__TASK STATEMENT__.
Transcribe each of the records below exactly, excluding all pictures.

__INFORMATION PROVIDED__.
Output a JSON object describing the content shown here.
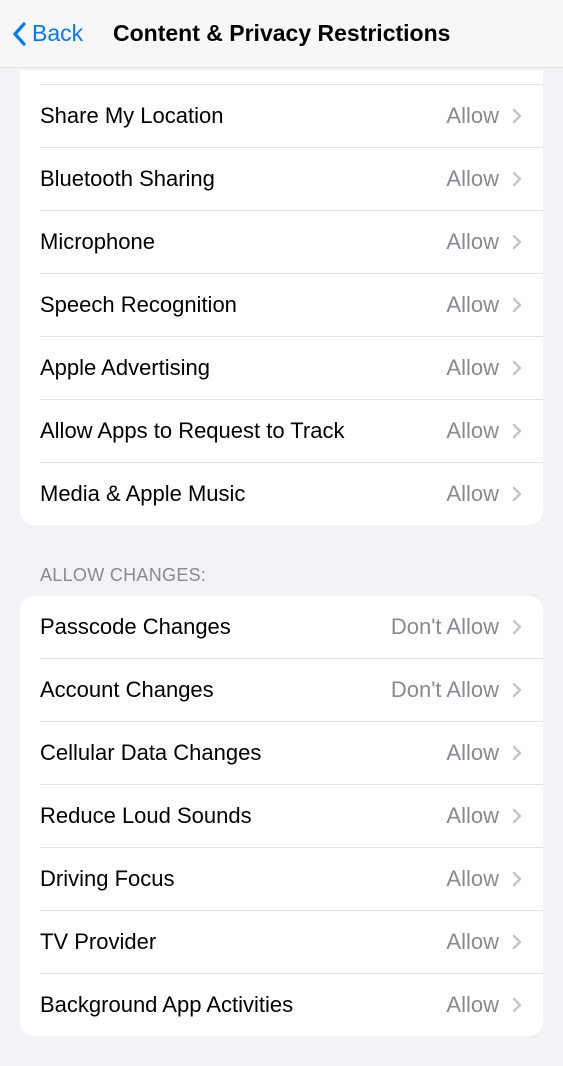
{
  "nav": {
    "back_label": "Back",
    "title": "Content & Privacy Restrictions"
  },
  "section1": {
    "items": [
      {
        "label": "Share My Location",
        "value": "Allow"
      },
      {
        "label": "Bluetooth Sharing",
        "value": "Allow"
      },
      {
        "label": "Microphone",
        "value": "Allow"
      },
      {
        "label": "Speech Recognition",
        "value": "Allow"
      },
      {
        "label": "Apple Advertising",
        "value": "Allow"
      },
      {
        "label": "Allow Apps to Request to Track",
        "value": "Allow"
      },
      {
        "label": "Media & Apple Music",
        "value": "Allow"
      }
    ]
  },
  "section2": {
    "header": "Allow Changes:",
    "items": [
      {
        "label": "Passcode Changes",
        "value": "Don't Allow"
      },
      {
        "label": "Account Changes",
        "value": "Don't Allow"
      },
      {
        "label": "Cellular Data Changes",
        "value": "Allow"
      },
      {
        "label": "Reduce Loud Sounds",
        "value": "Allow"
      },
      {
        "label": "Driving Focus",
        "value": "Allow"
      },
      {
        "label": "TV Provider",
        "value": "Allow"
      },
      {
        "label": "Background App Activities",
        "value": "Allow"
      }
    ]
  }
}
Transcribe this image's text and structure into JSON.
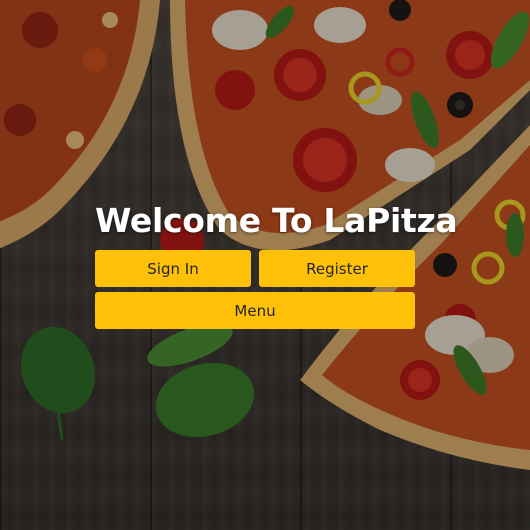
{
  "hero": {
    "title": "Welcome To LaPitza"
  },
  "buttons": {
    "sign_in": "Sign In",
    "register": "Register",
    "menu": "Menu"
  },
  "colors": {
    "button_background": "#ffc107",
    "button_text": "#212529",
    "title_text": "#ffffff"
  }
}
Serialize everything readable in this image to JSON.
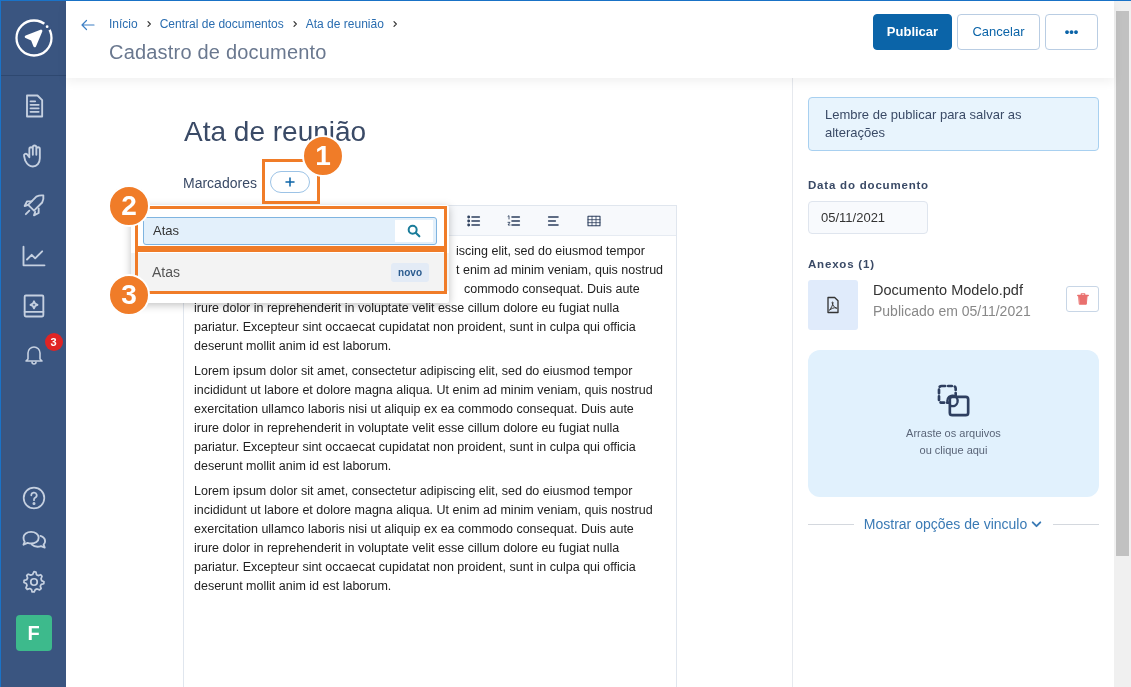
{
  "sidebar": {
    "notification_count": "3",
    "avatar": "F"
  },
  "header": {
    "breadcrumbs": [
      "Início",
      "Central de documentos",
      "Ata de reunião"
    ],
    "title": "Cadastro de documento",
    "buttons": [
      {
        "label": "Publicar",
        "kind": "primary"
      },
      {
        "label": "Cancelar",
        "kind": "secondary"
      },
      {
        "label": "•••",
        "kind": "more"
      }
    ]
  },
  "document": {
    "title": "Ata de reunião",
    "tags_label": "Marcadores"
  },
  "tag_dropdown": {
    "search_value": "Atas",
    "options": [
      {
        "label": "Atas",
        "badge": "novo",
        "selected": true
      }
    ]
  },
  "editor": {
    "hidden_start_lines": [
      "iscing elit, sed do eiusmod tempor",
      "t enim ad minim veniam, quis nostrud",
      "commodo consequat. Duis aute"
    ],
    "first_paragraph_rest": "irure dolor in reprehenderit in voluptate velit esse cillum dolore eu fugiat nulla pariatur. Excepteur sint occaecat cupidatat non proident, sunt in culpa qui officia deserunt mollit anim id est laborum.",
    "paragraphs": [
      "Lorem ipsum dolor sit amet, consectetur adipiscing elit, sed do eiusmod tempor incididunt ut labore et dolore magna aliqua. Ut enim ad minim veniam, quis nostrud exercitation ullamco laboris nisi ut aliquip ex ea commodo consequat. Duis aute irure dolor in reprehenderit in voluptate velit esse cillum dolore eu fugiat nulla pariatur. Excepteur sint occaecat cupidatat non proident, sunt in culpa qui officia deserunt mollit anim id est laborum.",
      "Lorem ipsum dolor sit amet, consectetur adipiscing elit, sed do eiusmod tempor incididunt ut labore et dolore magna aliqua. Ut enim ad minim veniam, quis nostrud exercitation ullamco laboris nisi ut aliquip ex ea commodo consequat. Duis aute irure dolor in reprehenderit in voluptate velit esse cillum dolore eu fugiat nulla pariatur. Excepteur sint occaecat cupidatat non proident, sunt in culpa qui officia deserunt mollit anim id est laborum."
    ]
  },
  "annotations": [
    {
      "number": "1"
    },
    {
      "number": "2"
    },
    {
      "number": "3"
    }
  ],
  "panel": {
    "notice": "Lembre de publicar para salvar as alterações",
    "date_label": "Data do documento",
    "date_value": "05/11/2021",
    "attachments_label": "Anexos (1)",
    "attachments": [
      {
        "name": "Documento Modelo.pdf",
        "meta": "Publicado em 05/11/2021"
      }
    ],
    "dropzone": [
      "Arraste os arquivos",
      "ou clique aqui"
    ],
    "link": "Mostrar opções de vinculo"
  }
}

__SOLUTION TO THE EXERCISE__.
Output a JSON object describing the content shown here.
{
  "nav": {
    "back_label": "Back",
    "title": "Content & Privacy Restrictions"
  },
  "section1": {
    "items": [
      {
        "label": "Share My Location",
        "value": "Allow"
      },
      {
        "label": "Bluetooth Sharing",
        "value": "Allow"
      },
      {
        "label": "Microphone",
        "value": "Allow"
      },
      {
        "label": "Speech Recognition",
        "value": "Allow"
      },
      {
        "label": "Apple Advertising",
        "value": "Allow"
      },
      {
        "label": "Allow Apps to Request to Track",
        "value": "Allow"
      },
      {
        "label": "Media & Apple Music",
        "value": "Allow"
      }
    ]
  },
  "section2": {
    "header": "Allow Changes:",
    "items": [
      {
        "label": "Passcode Changes",
        "value": "Don't Allow"
      },
      {
        "label": "Account Changes",
        "value": "Don't Allow"
      },
      {
        "label": "Cellular Data Changes",
        "value": "Allow"
      },
      {
        "label": "Reduce Loud Sounds",
        "value": "Allow"
      },
      {
        "label": "Driving Focus",
        "value": "Allow"
      },
      {
        "label": "TV Provider",
        "value": "Allow"
      },
      {
        "label": "Background App Activities",
        "value": "Allow"
      }
    ]
  }
}
Transcribe this image's text and structure into JSON.
{
  "hero": {
    "title": "Welcome To LaPitza"
  },
  "buttons": {
    "sign_in": "Sign In",
    "register": "Register",
    "menu": "Menu"
  },
  "colors": {
    "button_background": "#ffc107",
    "button_text": "#212529",
    "title_text": "#ffffff"
  }
}
Serialize everything readable in this image to JSON.
{
  "sidebar": {
    "notification_count": "3",
    "avatar": "F"
  },
  "header": {
    "breadcrumbs": [
      "Início",
      "Central de documentos",
      "Ata de reunião"
    ],
    "title": "Cadastro de documento",
    "buttons": [
      {
        "label": "Publicar",
        "kind": "primary"
      },
      {
        "label": "Cancelar",
        "kind": "secondary"
      },
      {
        "label": "•••",
        "kind": "more"
      }
    ]
  },
  "document": {
    "title": "Ata de reunião",
    "tags_label": "Marcadores"
  },
  "tag_dropdown": {
    "search_value": "Atas",
    "options": [
      {
        "label": "Atas",
        "badge": "novo",
        "selected": true
      }
    ]
  },
  "editor": {
    "hidden_start_lines": [
      "iscing elit, sed do eiusmod tempor",
      "t enim ad minim veniam, quis nostrud",
      "commodo consequat. Duis aute"
    ],
    "first_paragraph_rest": "irure dolor in reprehenderit in voluptate velit esse cillum dolore eu fugiat nulla pariatur. Excepteur sint occaecat cupidatat non proident, sunt in culpa qui officia deserunt mollit anim id est laborum.",
    "paragraphs": [
      "Lorem ipsum dolor sit amet, consectetur adipiscing elit, sed do eiusmod tempor incididunt ut labore et dolore magna aliqua. Ut enim ad minim veniam, quis nostrud exercitation ullamco laboris nisi ut aliquip ex ea commodo consequat. Duis aute irure dolor in reprehenderit in voluptate velit esse cillum dolore eu fugiat nulla pariatur. Excepteur sint occaecat cupidatat non proident, sunt in culpa qui officia deserunt mollit anim id est laborum.",
      "Lorem ipsum dolor sit amet, consectetur adipiscing elit, sed do eiusmod tempor incididunt ut labore et dolore magna aliqua. Ut enim ad minim veniam, quis nostrud exercitation ullamco laboris nisi ut aliquip ex ea commodo consequat. Duis aute irure dolor in reprehenderit in voluptate velit esse cillum dolore eu fugiat nulla pariatur. Excepteur sint occaecat cupidatat non proident, sunt in culpa qui officia deserunt mollit anim id est laborum."
    ]
  },
  "annotations": [
    {
      "number": "1"
    },
    {
      "number": "2"
    },
    {
      "number": "3"
    }
  ],
  "panel": {
    "notice": "Lembre de publicar para salvar as alterações",
    "date_label": "Data do documento",
    "date_value": "05/11/2021",
    "attachments_label": "Anexos (1)",
    "attachments": [
      {
        "name": "Documento Modelo.pdf",
        "meta": "Publicado em 05/11/2021"
      }
    ],
    "dropzone": [
      "Arraste os arquivos",
      "ou clique aqui"
    ],
    "link": "Mostrar opções de vinculo"
  }
}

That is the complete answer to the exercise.